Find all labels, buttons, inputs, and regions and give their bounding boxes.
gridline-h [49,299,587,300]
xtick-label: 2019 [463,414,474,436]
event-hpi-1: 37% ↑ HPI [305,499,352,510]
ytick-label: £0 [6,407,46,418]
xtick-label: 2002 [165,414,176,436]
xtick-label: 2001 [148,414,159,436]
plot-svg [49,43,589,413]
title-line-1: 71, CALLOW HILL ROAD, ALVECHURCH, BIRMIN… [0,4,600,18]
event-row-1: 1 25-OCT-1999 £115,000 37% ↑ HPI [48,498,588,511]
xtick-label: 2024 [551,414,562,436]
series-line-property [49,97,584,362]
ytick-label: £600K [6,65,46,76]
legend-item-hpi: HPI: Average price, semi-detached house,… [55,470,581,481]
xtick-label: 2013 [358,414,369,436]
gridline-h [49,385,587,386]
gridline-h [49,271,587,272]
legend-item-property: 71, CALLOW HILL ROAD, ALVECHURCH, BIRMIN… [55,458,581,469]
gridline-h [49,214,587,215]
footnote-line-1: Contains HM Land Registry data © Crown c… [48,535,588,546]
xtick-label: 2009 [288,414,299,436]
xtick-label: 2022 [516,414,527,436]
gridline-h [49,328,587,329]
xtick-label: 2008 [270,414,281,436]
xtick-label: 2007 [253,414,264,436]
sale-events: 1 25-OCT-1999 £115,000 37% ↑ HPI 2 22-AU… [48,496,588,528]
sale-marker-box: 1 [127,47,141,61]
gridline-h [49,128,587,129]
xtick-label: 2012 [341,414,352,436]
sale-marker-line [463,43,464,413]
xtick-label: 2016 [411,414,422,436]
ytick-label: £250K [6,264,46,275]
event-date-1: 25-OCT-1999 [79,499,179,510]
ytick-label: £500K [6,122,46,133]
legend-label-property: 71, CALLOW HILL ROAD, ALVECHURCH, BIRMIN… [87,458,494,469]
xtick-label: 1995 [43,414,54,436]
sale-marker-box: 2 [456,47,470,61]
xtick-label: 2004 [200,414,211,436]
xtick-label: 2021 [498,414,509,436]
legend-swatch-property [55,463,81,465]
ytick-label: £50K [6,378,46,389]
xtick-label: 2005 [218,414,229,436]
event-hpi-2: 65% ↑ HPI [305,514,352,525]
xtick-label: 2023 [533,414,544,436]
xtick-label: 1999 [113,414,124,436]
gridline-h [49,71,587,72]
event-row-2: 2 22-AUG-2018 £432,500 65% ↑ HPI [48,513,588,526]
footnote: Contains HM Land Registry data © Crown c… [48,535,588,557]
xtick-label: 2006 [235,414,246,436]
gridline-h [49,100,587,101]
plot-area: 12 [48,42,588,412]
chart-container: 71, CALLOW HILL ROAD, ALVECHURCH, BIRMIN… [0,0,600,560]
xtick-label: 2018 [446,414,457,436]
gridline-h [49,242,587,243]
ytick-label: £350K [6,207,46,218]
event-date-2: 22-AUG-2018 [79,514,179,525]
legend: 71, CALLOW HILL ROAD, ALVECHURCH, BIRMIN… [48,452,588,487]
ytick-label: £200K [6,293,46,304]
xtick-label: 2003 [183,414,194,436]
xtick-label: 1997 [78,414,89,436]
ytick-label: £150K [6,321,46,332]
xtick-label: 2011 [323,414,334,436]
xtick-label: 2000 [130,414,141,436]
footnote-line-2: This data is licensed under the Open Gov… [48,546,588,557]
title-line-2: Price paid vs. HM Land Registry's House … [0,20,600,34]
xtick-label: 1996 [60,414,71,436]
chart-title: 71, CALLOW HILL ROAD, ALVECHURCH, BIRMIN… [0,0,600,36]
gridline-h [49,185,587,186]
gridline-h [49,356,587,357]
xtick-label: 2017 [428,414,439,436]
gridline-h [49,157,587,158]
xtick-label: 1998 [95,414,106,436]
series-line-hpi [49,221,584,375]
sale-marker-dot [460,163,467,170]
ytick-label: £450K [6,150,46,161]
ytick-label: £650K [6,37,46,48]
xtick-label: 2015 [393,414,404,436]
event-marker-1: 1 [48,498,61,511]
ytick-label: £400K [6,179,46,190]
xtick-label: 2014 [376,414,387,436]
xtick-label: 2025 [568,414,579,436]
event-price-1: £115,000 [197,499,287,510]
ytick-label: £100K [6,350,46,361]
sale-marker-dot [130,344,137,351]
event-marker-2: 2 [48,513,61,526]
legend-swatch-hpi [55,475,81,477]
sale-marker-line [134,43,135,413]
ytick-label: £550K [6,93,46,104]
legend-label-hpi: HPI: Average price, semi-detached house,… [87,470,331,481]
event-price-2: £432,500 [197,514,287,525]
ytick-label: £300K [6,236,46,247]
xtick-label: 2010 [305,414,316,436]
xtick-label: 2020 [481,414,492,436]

* * *

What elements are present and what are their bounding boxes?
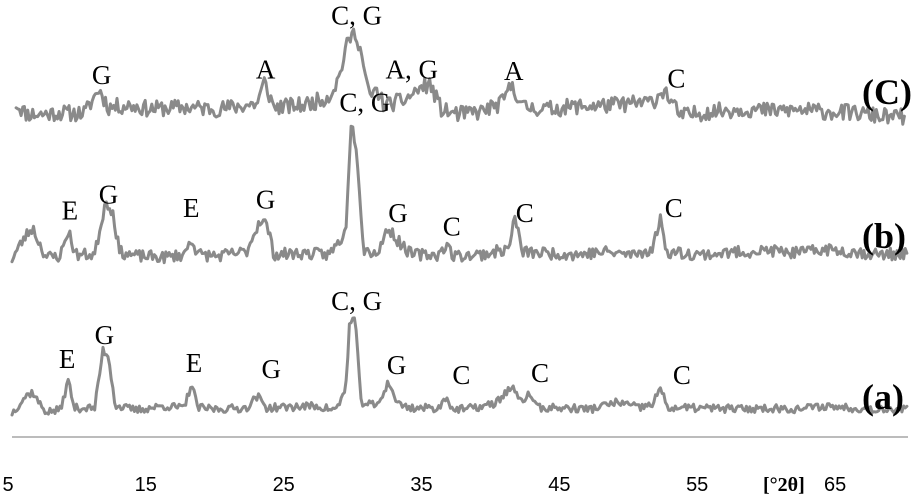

## Written exercise
Swap "xtick-label" for "x-axis-label" in the records, starting at the line that has "Find all labels, buttons, inputs, and" and stopping after the line that has "xtick-label: 2024 [551,414,562,436]". Give back only those lines, with everything else left the same.

## Result for this task
Find all labels, buttons, inputs, and regions and give their bounding boxes.
gridline-h [49,299,587,300]
x-axis-label: 2019 [463,414,474,436]
event-hpi-1: 37% ↑ HPI [305,499,352,510]
ytick-label: £0 [6,407,46,418]
x-axis-label: 2002 [165,414,176,436]
x-axis-label: 2001 [148,414,159,436]
plot-svg [49,43,589,413]
title-line-1: 71, CALLOW HILL ROAD, ALVECHURCH, BIRMIN… [0,4,600,18]
event-row-1: 1 25-OCT-1999 £115,000 37% ↑ HPI [48,498,588,511]
x-axis-label: 2024 [551,414,562,436]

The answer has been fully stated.